_Problem:_ Which lines contain the string "height"? Please list every one of them.

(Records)
>> start

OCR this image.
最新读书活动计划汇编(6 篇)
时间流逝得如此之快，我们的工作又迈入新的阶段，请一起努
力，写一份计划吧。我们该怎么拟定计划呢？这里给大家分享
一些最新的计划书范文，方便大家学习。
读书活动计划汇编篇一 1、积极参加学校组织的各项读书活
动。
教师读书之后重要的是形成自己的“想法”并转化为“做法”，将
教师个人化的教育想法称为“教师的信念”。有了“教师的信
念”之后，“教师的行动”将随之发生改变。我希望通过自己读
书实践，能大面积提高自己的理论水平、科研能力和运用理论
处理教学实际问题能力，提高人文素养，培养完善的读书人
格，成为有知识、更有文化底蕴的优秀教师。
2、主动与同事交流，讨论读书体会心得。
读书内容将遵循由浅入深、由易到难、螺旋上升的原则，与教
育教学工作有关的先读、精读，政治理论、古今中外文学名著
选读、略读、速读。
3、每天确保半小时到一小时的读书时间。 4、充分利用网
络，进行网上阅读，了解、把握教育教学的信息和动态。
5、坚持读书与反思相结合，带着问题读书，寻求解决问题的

>> end
>> start

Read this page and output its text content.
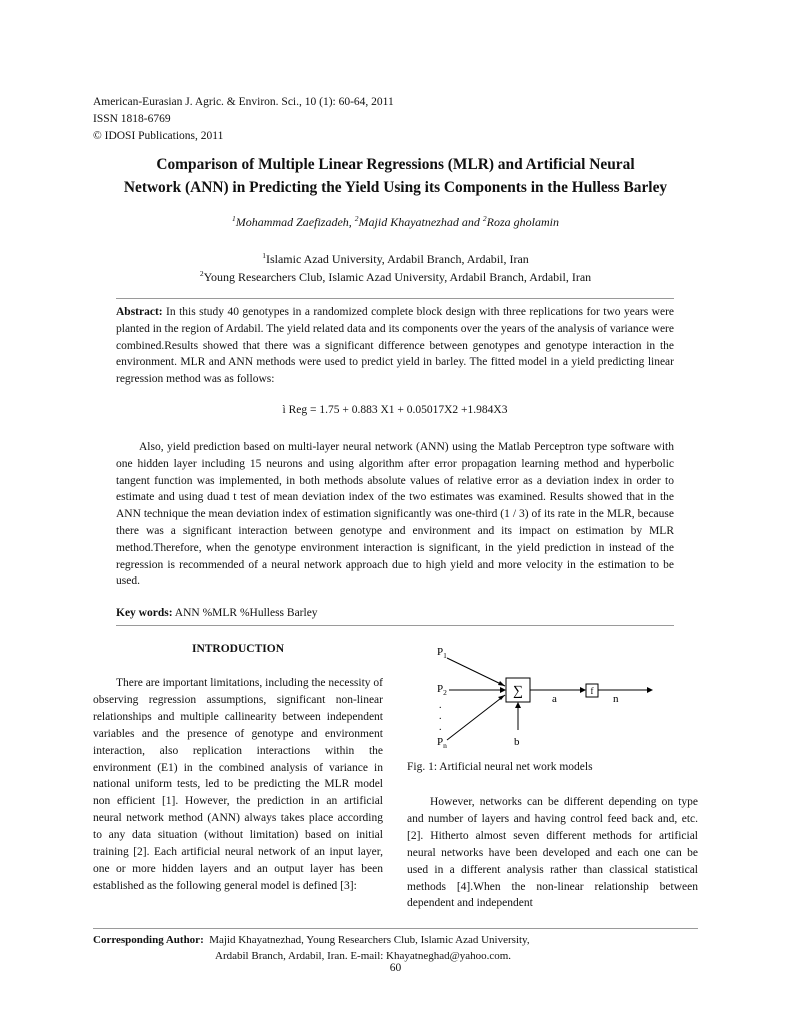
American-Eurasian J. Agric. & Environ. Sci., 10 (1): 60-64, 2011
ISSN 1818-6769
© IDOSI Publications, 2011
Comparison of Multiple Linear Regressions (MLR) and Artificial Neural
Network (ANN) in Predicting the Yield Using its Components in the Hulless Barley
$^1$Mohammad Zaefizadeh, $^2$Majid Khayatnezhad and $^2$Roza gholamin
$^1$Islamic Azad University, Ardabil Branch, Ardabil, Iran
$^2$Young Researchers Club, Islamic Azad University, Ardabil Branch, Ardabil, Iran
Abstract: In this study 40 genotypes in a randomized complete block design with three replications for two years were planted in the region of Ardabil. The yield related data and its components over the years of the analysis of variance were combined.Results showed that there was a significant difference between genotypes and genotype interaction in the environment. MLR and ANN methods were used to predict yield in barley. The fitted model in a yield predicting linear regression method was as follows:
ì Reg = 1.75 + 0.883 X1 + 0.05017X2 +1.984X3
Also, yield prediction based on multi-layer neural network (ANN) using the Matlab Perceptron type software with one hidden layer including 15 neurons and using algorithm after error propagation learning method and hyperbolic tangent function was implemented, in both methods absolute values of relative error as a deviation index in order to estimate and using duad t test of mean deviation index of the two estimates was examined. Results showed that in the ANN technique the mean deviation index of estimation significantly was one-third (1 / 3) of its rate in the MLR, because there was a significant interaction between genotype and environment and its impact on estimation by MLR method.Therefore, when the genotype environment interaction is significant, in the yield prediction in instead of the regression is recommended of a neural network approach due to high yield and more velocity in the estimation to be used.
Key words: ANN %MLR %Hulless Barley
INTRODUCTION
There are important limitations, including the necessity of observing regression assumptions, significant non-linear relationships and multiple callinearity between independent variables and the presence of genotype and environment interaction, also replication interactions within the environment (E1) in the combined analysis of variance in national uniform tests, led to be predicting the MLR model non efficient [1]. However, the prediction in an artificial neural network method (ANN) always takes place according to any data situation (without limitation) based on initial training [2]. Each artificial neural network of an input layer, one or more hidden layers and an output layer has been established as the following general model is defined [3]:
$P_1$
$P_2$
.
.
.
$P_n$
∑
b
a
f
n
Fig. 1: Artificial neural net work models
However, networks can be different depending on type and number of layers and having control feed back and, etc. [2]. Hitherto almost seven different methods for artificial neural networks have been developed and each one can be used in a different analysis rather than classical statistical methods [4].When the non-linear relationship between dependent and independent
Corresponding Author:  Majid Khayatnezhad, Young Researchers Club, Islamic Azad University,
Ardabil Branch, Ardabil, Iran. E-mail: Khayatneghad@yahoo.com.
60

>> end
>> start

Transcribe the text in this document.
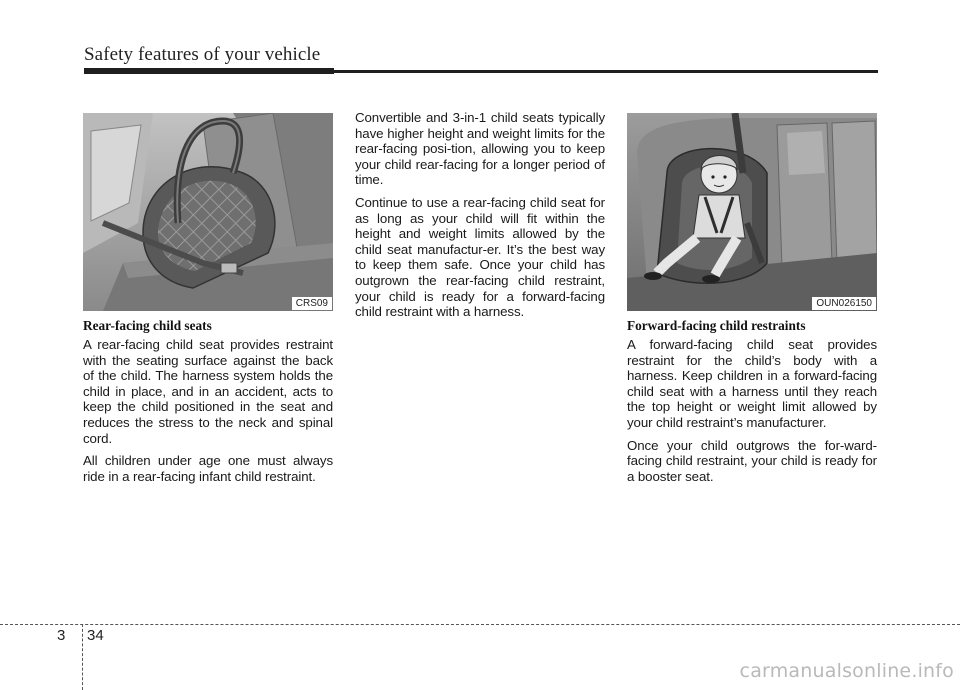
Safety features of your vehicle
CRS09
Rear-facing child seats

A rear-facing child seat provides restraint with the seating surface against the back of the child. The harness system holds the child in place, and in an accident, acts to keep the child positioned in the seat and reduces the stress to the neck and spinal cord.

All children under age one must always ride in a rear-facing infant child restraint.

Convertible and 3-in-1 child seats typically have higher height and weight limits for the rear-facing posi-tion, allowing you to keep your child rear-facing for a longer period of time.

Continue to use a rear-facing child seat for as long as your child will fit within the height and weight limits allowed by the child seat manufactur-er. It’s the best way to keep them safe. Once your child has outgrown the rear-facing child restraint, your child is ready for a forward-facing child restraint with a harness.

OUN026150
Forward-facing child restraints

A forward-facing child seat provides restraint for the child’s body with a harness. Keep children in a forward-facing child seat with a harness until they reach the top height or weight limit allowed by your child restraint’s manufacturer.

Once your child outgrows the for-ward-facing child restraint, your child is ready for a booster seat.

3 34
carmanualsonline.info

>> end

_Exercise answer:_
Convertible and 3-in-1 child seats typically have higher height and weight limits for the rear-facing posi-tion, allowing you to keep your child rear-facing for a longer period of time.
Continue to use a rear-facing child seat for as long as your child will fit within the height and weight limits allowed by the child seat manufactur-er. It’s the best way to keep them safe. Once your child has outgrown the rear-facing child restraint, your child is ready for a forward-facing child restraint with a harness.
A forward-facing child seat provides restraint for the child’s body with a harness. Keep children in a forward-facing child seat with a harness until they reach the top height or weight limit allowed by your child restraint’s manufacturer.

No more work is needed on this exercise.